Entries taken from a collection
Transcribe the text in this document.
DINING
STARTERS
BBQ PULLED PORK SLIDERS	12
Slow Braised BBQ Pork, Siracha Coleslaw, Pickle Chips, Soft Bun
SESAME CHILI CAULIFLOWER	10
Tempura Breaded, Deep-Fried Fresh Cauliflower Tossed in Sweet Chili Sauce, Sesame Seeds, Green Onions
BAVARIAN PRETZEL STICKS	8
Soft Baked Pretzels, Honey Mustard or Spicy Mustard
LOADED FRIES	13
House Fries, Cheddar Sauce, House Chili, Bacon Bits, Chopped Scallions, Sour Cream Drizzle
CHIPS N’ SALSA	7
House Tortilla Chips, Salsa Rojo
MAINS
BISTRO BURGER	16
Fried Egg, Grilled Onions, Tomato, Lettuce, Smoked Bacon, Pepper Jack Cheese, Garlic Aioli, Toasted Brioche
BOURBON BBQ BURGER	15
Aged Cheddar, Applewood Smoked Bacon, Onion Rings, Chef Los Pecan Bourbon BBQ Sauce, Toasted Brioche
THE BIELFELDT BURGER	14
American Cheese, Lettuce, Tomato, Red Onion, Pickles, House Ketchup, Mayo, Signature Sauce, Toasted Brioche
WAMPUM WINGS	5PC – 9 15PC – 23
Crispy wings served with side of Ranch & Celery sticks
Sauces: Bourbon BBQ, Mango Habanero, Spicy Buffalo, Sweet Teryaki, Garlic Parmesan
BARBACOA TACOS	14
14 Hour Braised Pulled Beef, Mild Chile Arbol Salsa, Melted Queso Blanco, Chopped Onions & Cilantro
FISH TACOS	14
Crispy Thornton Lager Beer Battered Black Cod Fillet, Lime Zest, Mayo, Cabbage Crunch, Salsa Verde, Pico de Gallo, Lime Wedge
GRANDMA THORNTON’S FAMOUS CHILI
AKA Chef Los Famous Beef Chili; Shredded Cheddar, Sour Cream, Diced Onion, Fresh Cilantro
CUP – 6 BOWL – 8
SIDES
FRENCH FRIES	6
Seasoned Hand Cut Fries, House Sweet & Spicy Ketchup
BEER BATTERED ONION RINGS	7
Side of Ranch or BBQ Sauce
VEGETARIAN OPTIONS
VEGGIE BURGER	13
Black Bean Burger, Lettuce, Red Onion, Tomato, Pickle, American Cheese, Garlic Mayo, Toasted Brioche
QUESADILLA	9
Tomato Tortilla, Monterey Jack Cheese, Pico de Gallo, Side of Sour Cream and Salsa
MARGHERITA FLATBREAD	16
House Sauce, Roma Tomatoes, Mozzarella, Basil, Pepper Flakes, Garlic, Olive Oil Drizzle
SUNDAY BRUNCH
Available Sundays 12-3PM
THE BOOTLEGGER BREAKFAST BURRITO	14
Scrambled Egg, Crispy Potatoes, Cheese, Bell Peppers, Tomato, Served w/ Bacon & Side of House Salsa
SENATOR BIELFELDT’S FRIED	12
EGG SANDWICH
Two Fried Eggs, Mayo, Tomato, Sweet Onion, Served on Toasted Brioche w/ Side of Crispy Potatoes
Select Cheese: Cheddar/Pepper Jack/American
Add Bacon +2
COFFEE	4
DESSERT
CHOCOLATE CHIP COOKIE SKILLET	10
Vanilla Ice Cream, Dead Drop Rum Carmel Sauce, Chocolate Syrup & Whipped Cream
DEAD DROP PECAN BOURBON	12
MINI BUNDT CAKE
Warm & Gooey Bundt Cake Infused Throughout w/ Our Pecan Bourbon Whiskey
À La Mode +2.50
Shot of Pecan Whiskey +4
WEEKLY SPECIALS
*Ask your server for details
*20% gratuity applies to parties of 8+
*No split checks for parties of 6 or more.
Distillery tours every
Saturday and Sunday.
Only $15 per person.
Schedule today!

### What is required
Leave out every line without the string "Gallo" and copy the rest.

### Answer for this exercise
Crispy Thornton Lager Beer Battered Black Cod Fillet, Lime Zest, Mayo, Cabbage Crunch, Salsa Verde, Pico de Gallo, Lime Wedge
Tomato Tortilla, Monterey Jack Cheese, Pico de Gallo, Side of Sour Cream and Salsa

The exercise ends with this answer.